--- WRITTEN INSTRUCTION ---
Copy the records below exactly, omitting any pictures they contain.

[Data excerpts]
## START

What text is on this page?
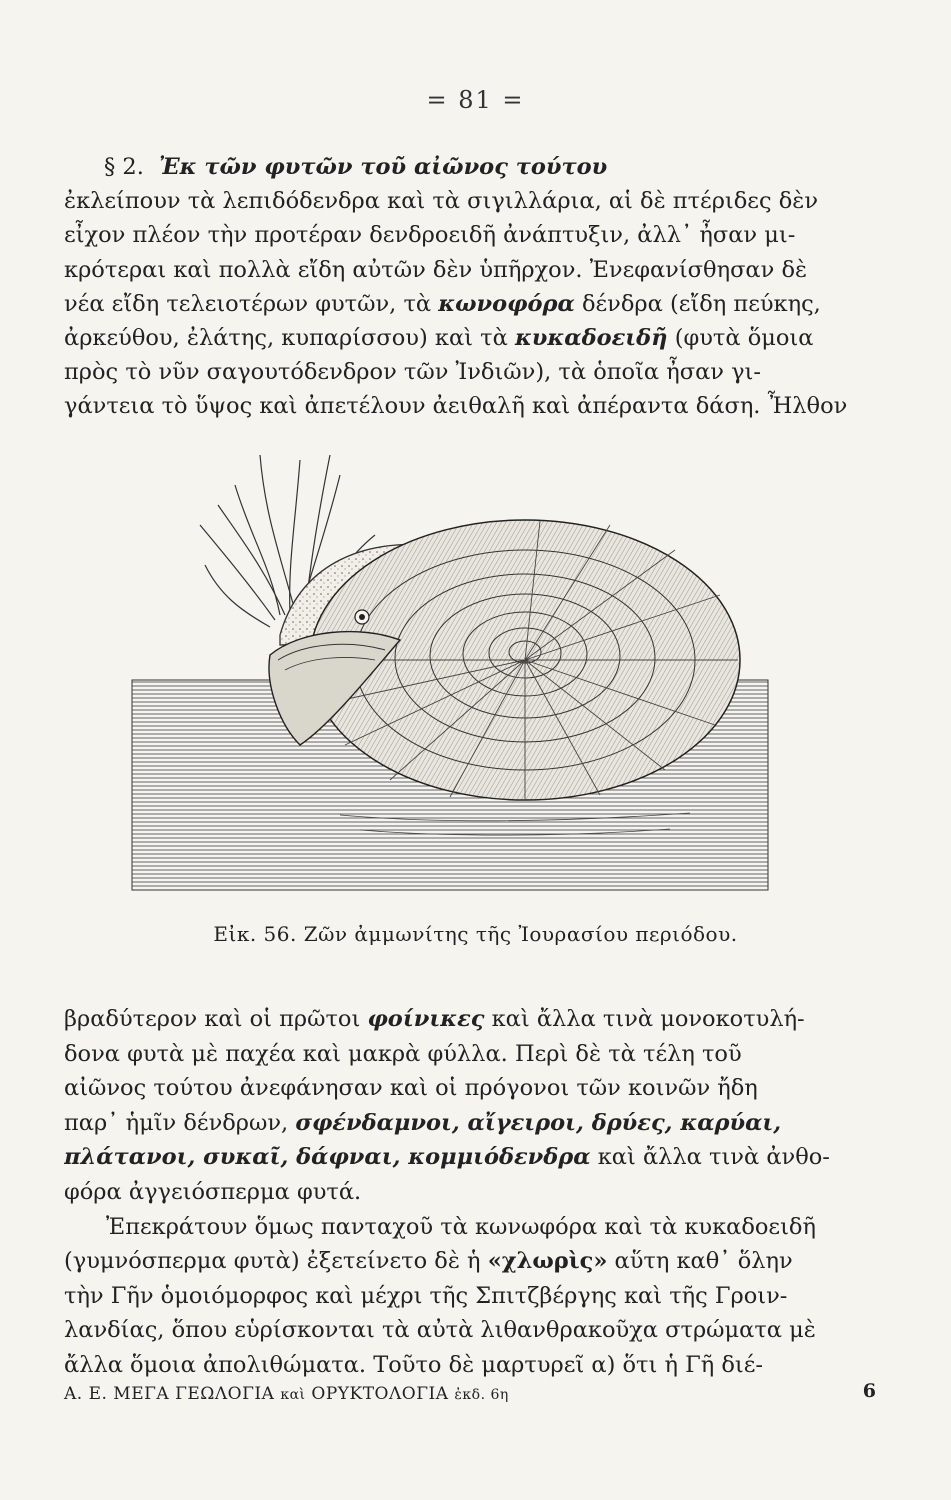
= 81 =
§ 2. Ἐκ τῶν φυτῶν τοῦ αἰῶνος τούτου
ἐκλείπουν τὰ λεπιδόδενδρα καὶ τὰ σιγιλλάρια, αἱ δὲ πτέριδες δὲν
εἶχον πλέον τὴν προτέραν δενδροειδῆ ἀνάπτυξιν, ἀλλ᾽ ἦσαν μι-
κρότεραι καὶ πολλὰ εἴδη αὐτῶν δὲν ὑπῆρχον. Ἐνεφανίσθησαν δὲ
νέα εἴδη τελειοτέρων φυτῶν, τὰ κωνοφόρα δένδρα (εἴδη πεύκης,
ἀρκεύθου, ἐλάτης, κυπαρίσσου) καὶ τὰ κυκαδοειδῆ (φυτὰ ὅμοια
πρὸς τὸ νῦν σαγουτόδενδρον τῶν Ἰνδιῶν), τὰ ὁποῖα ἦσαν γι-
γάντεια τὸ ὕψος καὶ ἀπετέλουν ἀειθαλῆ καὶ ἀπέραντα δάση. Ἦλθον
Εἰκ. 56. Ζῶν ἀμμωνίτης τῆς Ἰουρασίου περιόδου.
βραδύτερον καὶ οἱ πρῶτοι φοίνικες καὶ ἄλλα τινὰ μονοκοτυλή-
δονα φυτὰ μὲ παχέα καὶ μακρὰ φύλλα. Περὶ δὲ τὰ τέλη τοῦ
αἰῶνος τούτου ἀνεφάνησαν καὶ οἱ πρόγονοι τῶν κοινῶν ἤδη
παρ᾽ ἡμῖν δένδρων, σφένδαμνοι, αἴγειροι, δρύες, καρύαι,
πλάτανοι, συκαῖ, δάφναι, κομμιόδενδρα καὶ ἄλλα τινὰ ἀνθο-
φόρα ἀγγειόσπερμα φυτά.
Ἐπεκράτουν ὅμως πανταχοῦ τὰ κωνωφόρα καὶ τὰ κυκαδοειδῆ
(γυμνόσπερμα φυτὰ) ἐξετείνετο δὲ ἡ «χλωρὶς» αὕτη καθ᾽ ὅλην
τὴν Γῆν ὁμοιόμορφος καὶ μέχρι τῆς Σπιτζβέργης καὶ τῆς Γροιν-
λανδίας, ὅπου εὑρίσκονται τὰ αὐτὰ λιθανθρακοῦχα στρώματα μὲ
ἄλλα ὅμοια ἀπολιθώματα. Τοῦτο δὲ μαρτυρεῖ α) ὅτι ἡ Γῆ διέ-
Α. Ε. ΜΕΓΑ ΓΕΩΛΟΓΙΑ καὶ ΟΡΥΚΤΟΛΟΓΙΑ ἐκδ. 6η	6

## END

--- TASK ANSWER ---
What text is on this page?
= 81 =
§ 2. Ἐκ τῶν φυτῶν τοῦ αἰῶνος τούτου
ἐκλείπουν τὰ λεπιδόδενδρα καὶ τὰ σιγιλλάρια, αἱ δὲ πτέριδες δὲν
εἶχον πλέον τὴν προτέραν δενδροειδῆ ἀνάπτυξιν, ἀλλ᾽ ἦσαν μι-
κρότεραι καὶ πολλὰ εἴδη αὐτῶν δὲν ὑπῆρχον. Ἐνεφανίσθησαν δὲ
νέα εἴδη τελειοτέρων φυτῶν, τὰ κωνοφόρα δένδρα (εἴδη πεύκης,
ἀρκεύθου, ἐλάτης, κυπαρίσσου) καὶ τὰ κυκαδοειδῆ (φυτὰ ὅμοια
πρὸς τὸ νῦν σαγουτόδενδρον τῶν Ἰνδιῶν), τὰ ὁποῖα ἦσαν γι-
γάντεια τὸ ὕψος καὶ ἀπετέλουν ἀειθαλῆ καὶ ἀπέραντα δάση. Ἦλθον
Εἰκ. 56. Ζῶν ἀμμωνίτης τῆς Ἰουρασίου περιόδου.
βραδύτερον καὶ οἱ πρῶτοι φοίνικες καὶ ἄλλα τινὰ μονοκοτυλή-
δονα φυτὰ μὲ παχέα καὶ μακρὰ φύλλα. Περὶ δὲ τὰ τέλη τοῦ
αἰῶνος τούτου ἀνεφάνησαν καὶ οἱ πρόγονοι τῶν κοινῶν ἤδη
παρ᾽ ἡμῖν δένδρων, σφένδαμνοι, αἴγειροι, δρύες, καρύαι,
πλάτανοι, συκαῖ, δάφναι, κομμιόδενδρα καὶ ἄλλα τινὰ ἀνθο-
φόρα ἀγγειόσπερμα φυτά.
Ἐπεκράτουν ὅμως πανταχοῦ τὰ κωνωφόρα καὶ τὰ κυκαδοειδῆ
(γυμνόσπερμα φυτὰ) ἐξετείνετο δὲ ἡ «χλωρὶς» αὕτη καθ᾽ ὅλην
τὴν Γῆν ὁμοιόμορφος καὶ μέχρι τῆς Σπιτζβέργης καὶ τῆς Γροιν-
λανδίας, ὅπου εὑρίσκονται τὰ αὐτὰ λιθανθρακοῦχα στρώματα μὲ
ἄλλα ὅμοια ἀπολιθώματα. Τοῦτο δὲ μαρτυρεῖ α) ὅτι ἡ Γῆ διέ-
Α. Ε. ΜΕΓΑ ΓΕΩΛΟΓΙΑ καὶ ΟΡΥΚΤΟΛΟΓΙΑ ἐκδ. 6η	6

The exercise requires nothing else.